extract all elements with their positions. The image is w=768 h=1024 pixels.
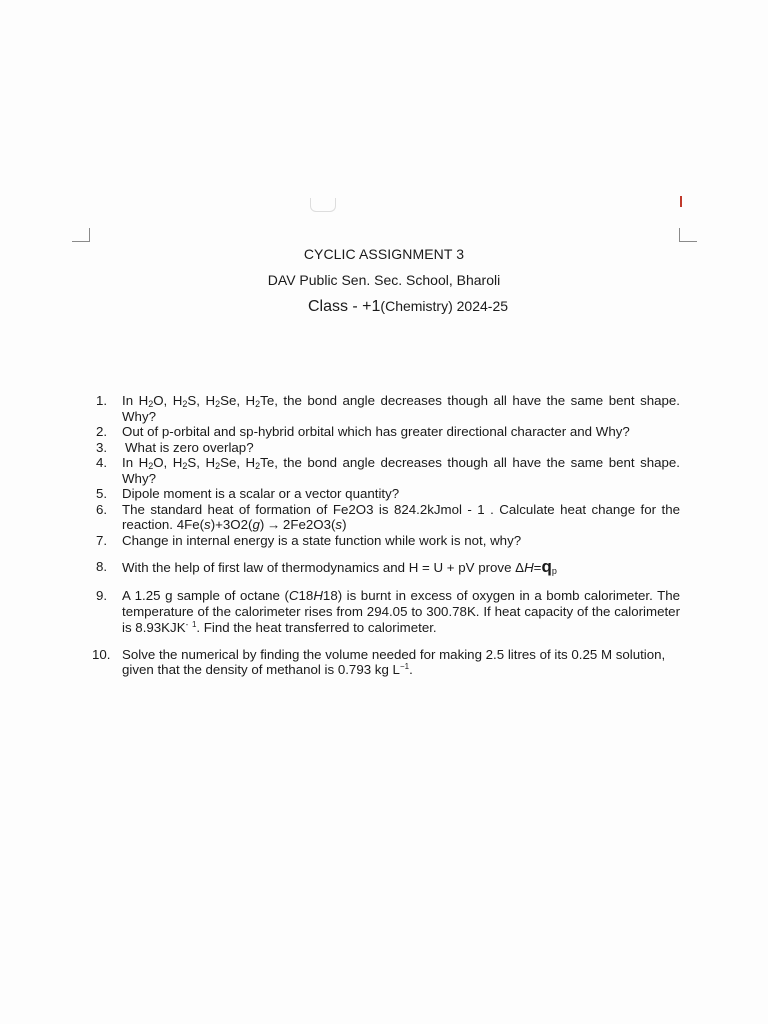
- question-number: 6.: [96, 501, 108, 517]
- question-number: 8.: [96, 559, 108, 574]
- school-name: DAV Public Sen. Sec. School, Bharoli: [267, 272, 501, 288]
- question-text: Out of p-orbital and sp-hybrid orbital which has greater directional character and Why?: [122, 424, 630, 439]
- crop-mark-right: [679, 228, 697, 242]
- assignment-title: CYCLIC ASSIGNMENT 3: [303, 246, 465, 262]
- red-tick-mark: [680, 196, 682, 207]
- crop-mark-left: [72, 228, 90, 242]
- question-list: [92, 393, 680, 678]
- question-item: [96, 486, 680, 502]
- question-item: 1. In $H_2O$, $H_2S$, $H_2Se$, $H_2Te$, the bond angle decreases though all have the same bent shape. Why?: [96, 393, 680, 424]
- question-item: [96, 440, 680, 456]
- class-subject: (Chemistry) 2024-25: [380, 298, 509, 314]
- question-item: 10. Solve the numerical by finding the volume needed for making 2.5 litres of its 0.25 M solution, given that the density of methanol is 0.793 kg $L^{-1}$.: [92, 646, 666, 677]
- question-item: 9. A 1.25 g sample of octane (C18H18) is burnt in excess of oxygen in a bomb calorimeter. The temperature of the calorimeter rises from 294.05 to 300.78K. If heat capacity of the calorimeter is 8.93KJK- $^1$. Find the heat transferred to calorimeter.: [96, 587, 680, 635]
- question-number: 10.: [92, 646, 111, 662]
- question-text: Change in internal energy is a state function while work is not, why?: [122, 532, 522, 548]
- question-item: 4. In $H_2O$, $H_2S$, $H_2Se$, $H_2Te$, the bond angle decreases though all have the same bent shape. Why?: [96, 455, 680, 486]
- question-number: 9.: [96, 587, 108, 603]
- page-tab-mark: [310, 198, 336, 212]
- question-item: 8. With the help of first law of thermodynamics and H = U + pV prove $\Delta H=q_p$: [96, 557, 557, 576]
- question-number: 5.: [96, 486, 108, 501]
- question-text: Dipole moment is a scalar or a vector quantity?: [122, 486, 400, 501]
- question-number: 7.: [96, 532, 108, 548]
- class-prefix: Class - +1: [307, 298, 381, 315]
- question-number: 1.: [96, 393, 108, 408]
- question-item: 6. The standard heat of formation of Fe2O3 is 824.2kJmol - 1 . Calculate heat change for the reaction. 4Fe(s)+3O2(g) → 2Fe2O3(s): [96, 501, 680, 532]
- question-number: 2.: [96, 424, 108, 439]
- question-text: What is zero overlap?: [125, 439, 254, 455]
- question-item: [96, 424, 680, 440]
- question-number: 3.: [96, 439, 108, 455]
- question-item: [96, 533, 680, 549]
- class-line: [24, 298, 768, 316]
- question-number: 4.: [96, 455, 108, 470]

-----

Written task: Present the data above as a Markdown table with the columns No. and Line, one numbered row per line. Leave out blank lines and the pictures.

Written answer:
| No. | Line |
|---|---|
| 1 | extract all elements with their positions. The image is w=768 h=1024 pixels. |
| 2 | - question-number: 6.: [96, 501, 108, 517] |
| 3 | - question-number: 8.: [96, 559, 108, 574] |
| 4 | - school-name: DAV Public Sen. Sec. School, Bharoli: [267, 272, 501, 288] |
| 5 | - question-text: Out of p-orbital and sp-hybrid orbital which has greater directional character and Why?: [122, 424, 630, 439] |
| 6 | - crop-mark-right: [679, 228, 697, 242] |
| 7 | - assignment-title: CYCLIC ASSIGNMENT 3: [303, 246, 465, 262] |
| 8 | - red-tick-mark: [680, 196, 682, 207] |
| 9 | - crop-mark-left: [72, 228, 90, 242] |
| 10 | - question-list: [92, 393, 680, 678] |
| 11 | - question-item: [96, 486, 680, 502] |
| 12 | - question-item: 1. In $H_2O$, $H_2S$, $H_2Se$, $H_2Te$, the bond angle decreases though all have the same bent shape. Why?: [96, 393, 680, 424] |
| 13 | - question-item: [96, 440, 680, 456] |
| 14 | - class-subject: (Chemistry) 2024-25: [380, 298, 509, 314] |
| 15 | - question-item: 10. Solve the numerical by finding the volume needed for making 2.5 litres of its 0.25 M solution, given that the density of methanol is 0.793 kg $L^{-1}$.: [92, 646, 666, 677] |
| 16 | - question-item: 9. A 1.25 g sample of octane (C18H18) is burnt in excess of oxygen in a bomb calorimeter. The temperature of the calorimeter rises from 294.05 to 300.78K. If heat capacity of the calorimeter is 8.93KJK- $^1$. Find the heat transferred to calorimeter.: [96, 587, 680, 635] |
| 17 | - question-number: 10.: [92, 646, 111, 662] |
| 18 | - question-text: Change in internal energy is a state function while work is not, why?: [122, 532, 522, 548] |
| 19 | - question-item: 4. In $H_2O$, $H_2S$, $H_2Se$, $H_2Te$, the bond angle decreases though all have the same bent shape. Why?: [96, 455, 680, 486] |
| 20 | - question-number: 9.: [96, 587, 108, 603] |
| 21 | - page-tab-mark: [310, 198, 336, 212] |
| 22 | - question-item: 8. With the help of first law of thermodynamics and H = U + pV prove $\Delta H=q_p$: [96, 557, 557, 576] |
| 23 | - question-number: 5.: [96, 486, 108, 501] |
| 24 | - question-text: Dipole moment is a scalar or a vector quantity?: [122, 486, 400, 501] |
| 25 | - question-number: 7.: [96, 532, 108, 548] |
| 26 | - class-prefix: Class - +1: [307, 298, 381, 315] |
| 27 | - question-number: 1.: [96, 393, 108, 408] |
| 28 | - question-item: 6. The standard heat of formation of Fe2O3 is 824.2kJmol - 1 . Calculate heat change for the reaction. 4Fe(s)+3O2(g) → 2Fe2O3(s): [96, 501, 680, 532] |
| 29 | - question-number: 2.: [96, 424, 108, 439] |
| 30 | - question-text: What is zero overlap?: [125, 439, 254, 455] |
| 31 | - question-item: [96, 424, 680, 440] |
| 32 | - question-number: 3.: [96, 439, 108, 455] |
| 33 | - question-item: [96, 533, 680, 549] |
| 34 | - class-line: [24, 298, 768, 316] |
| 35 | - question-number: 4.: [96, 455, 108, 470] |